» Extracted text:
Net debt at the end of the third quarter was $764.4 million, down $187.3 million from the end of the second quarter of 2009. This decrease is principally the result of positive earnings coupled with reductions in working capital in each of the company’s geographic segments more than offsetting capital expenditures. Through a combination of existing cash balances and available lines of credit, the company maintains adequate liquidity to fund operations which could include increased working capital requirements as a result of hire metal costs, internal growth and continuing product and geographic expansion opportunities.

During the third quarter of 2009, the company made no common share repurchases. The company’s one year share repurchase authorization will conclude with one million shares purchased at an average price of approximately $11.65 per share.

Adjusted EBTIDA was $73.3 million for the third quarter of 2009. This results in $393.3 million of adjusted EBITDA for the trailing 12 months and a leverage ratio of 1.9 times on a net debt basis. Capital spending in the third quarter was $23.2 million while depreciation and amortization was $26.7 million. As we have said for several quarters, the company has been working on many large scale projects focused on international, geographic and product expansions which are now largely behind us.

Spending is expected to slow considerably following below depreciation for our existing facilities. Our ongoing capital programs are more narrowly focused on developing regions of the world coupled with an ongoing global focus on lean initiatives and continuous improvement in the areas of safety, quality, material usage, conversion costs and throughput. We expect to finish 2009 with capital spending of approximately $140 million.

As we begin our preliminary 2010 planning, excluding the impact of potential acquisitions and joint ventures, we are anticipating a capital expenditure budget well below $100 million for 2010. We expect to have a more precise estimate when we report results for the fourth quarter. With those comments, I’ll turn the call back to Greg for some final remarks.

Gregory B. Kenny

As a management team, we’ve always been very direct with our investors and have called market trends as we saw them. We haven’t always gotten the timing exactly right but in hindsight we’ve often been able to spot both direction and opportunity. The cable business is not linear and can be discontinuous, powerful both on the up and downsides. We have talked about peak to trough movements far more volatile than G&P and pricing at cash costs of the least efficient competitor and some downside scenarios.

While it is not our intention to give any specific revenue or earnings guidance for next year, I would like to expand a bit on how we are thinking about 2010. As you know from following our business over the years, this industry can experience volatile movements in demand and pricing. We are certainly suffering from deep declines in demand and pricing today. The pricing environment has become more difficult as we have moved through 2009 and is expected to remain difficult in 2010.

This is true in nearly all of our product families and geographic regions. Because of the late cyclical nature of the majority of our product mix, as we have always said, we expect that demand for many of our products will lag the general economy and more specifically construction by six to 18 months. If green shoots in the economy are real and the overall economy is actually entering a recovery now, 2010 may be the period our developed economy businesses begin to bottom.

We are currently preparing our 2010 internal business plans and based on our preliminary work I would like to share the following thoughts about each of our segments. During the year, the company has taken a tremendous amount of costs out of the business both in the SG&A line which you can see in our income statement and manufacturing overhead costs. These costs reductions are expected to materially offset ongoing pricing pressures in 2010. Our goal is to make them permanent.

» Recorded information:
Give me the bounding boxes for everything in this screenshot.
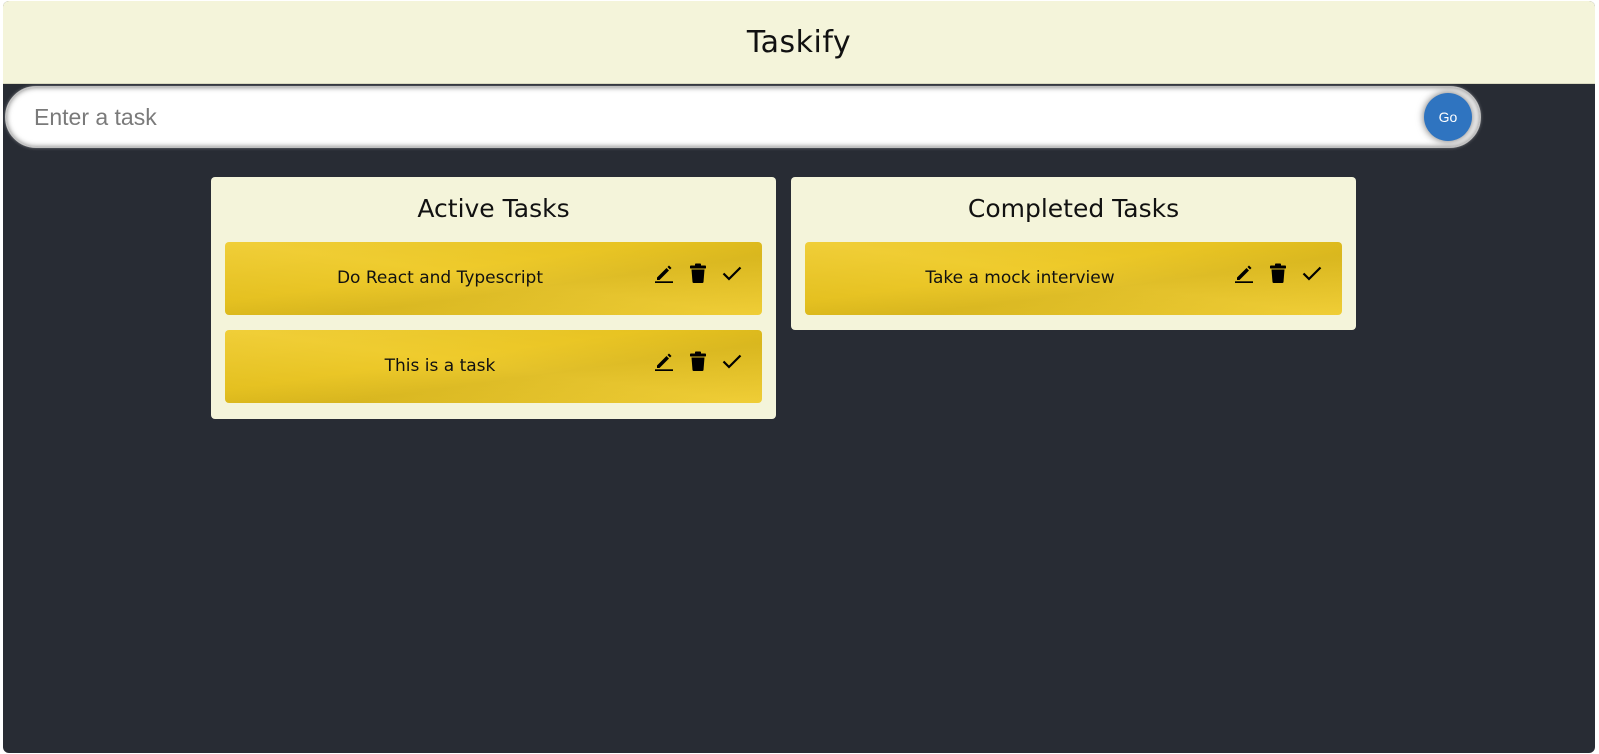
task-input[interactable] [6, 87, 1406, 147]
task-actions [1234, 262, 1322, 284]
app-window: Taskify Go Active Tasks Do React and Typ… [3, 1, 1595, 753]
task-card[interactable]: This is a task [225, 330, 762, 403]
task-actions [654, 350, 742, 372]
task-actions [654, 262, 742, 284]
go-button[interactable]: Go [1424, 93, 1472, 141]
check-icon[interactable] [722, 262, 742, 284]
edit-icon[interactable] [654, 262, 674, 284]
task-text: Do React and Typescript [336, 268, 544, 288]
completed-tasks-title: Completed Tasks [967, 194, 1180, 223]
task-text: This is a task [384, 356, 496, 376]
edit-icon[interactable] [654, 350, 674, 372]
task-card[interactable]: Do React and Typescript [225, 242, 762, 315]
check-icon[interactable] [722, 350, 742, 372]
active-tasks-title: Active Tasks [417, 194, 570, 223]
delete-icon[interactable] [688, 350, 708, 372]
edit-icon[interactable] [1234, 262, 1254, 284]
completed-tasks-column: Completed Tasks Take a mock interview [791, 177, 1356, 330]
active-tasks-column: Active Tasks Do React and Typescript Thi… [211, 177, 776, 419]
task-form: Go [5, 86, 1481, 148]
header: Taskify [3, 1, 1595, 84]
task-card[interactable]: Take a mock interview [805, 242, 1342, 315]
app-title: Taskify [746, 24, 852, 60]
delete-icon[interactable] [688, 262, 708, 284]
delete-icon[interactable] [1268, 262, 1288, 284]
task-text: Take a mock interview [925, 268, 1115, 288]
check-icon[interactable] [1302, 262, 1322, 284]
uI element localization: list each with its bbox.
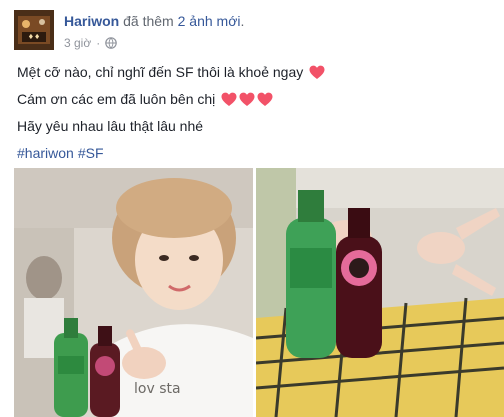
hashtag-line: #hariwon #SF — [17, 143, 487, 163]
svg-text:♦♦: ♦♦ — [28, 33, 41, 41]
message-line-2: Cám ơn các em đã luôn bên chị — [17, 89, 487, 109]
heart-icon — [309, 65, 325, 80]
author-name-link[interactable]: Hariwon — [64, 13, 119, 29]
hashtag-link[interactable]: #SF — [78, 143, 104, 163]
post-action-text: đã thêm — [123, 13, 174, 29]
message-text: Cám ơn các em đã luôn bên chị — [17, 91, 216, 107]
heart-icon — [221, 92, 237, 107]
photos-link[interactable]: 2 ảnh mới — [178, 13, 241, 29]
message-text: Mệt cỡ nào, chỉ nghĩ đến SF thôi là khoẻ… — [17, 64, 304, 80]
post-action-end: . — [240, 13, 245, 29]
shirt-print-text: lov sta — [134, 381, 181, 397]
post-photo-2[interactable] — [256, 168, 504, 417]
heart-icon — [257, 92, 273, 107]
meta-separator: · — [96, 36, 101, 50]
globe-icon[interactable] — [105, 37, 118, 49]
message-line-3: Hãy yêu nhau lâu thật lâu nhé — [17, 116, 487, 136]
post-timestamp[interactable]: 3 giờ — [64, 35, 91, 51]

» Task instructions:
[1] Could you restate the paragraph beginning "While it is not our intention" from the earnings call transcript as a short list that keeps its main facts?
[2] Would you carry the earnings call transcript forward from its final sentence?

» Replies:
[1]
- There is no specific revenue or earnings guidance for next year, only some added detail on how the company is thinking about 2010.
- The industry can see volatile movements in demand and pricing.
- Demand and pricing are currently in deep decline.
- Pricing grew more difficult over the course of 2009 and is expected to stay difficult in 2010.

[2]
As we look forward, we expect the developing economies that we serve to perform relatively better than the developed economies of the world. For 2010 in the rest of the world, which is further along in this recovery from a much milder decline, we expect volumes to be flat to slightly positive. In the US we expect continuing declines in non-residential construction spending as well as a residential construction market that will recover slowly. These are direct or indirect end markets for many of our products.

Additionally with [inaudible] of companies in the United States using electricity for the last two years, we do not expect [inaudible] utility spending on the distribution network to increase next year in any meaningful way. However, we do expect the US transmission and wind farm segments to begin to improve as the stimulus bill begins to gain traction over the next year. Overall, in North America we expect volumes to be flat to slightly down in 2010 compared to 2009. We are watching our earlier cycle businesses both our communications and industrial horizons very carefully. We do expect an uptick in transmission cable and wind farm demand over the next year.

After a decade of exceptional growth, Spain continues to suffer from a severe correction in the construction markets and nearly 20% unemployment. We do not expect this market to return to growth quickly. In Europe overall, we also expect flat to declining volumes with good long term fundamentals for transmission lines of submarine cables. In each of these geographies, what we don’t know is what pricing will be. Also, if recent history is a guide, we cannot accurately predict what he cost of our largest material inputs, copper and aluminum will be, roughly have of which we cannot contractually pass on to the market.

What we do know is we are in an outstanding financial position. We are leaner today than we were a year ago and we’ll be leaner a year from now than we are today. The improvement over the net last five years is very substantial. We are not expecting the business to erode materially from here but we are expecting a period of difficult demand and continued weak pricing as we lag the general economy.

As you know, the company’s capital structure is in excellent shape with no significant maturities until late 2012 and the company is generating high levels of cash. Our balance sheet is in a very strong position. We continue to maintain an open dialog with our advisors and as in the past expect to periodically take advantage of market opportunities to further strengthen our capital structure. We are fortunate today that we do have access to the credit markets. While we do not have to access the credit markets but we could chose to do so for the right opportunity and the right terms.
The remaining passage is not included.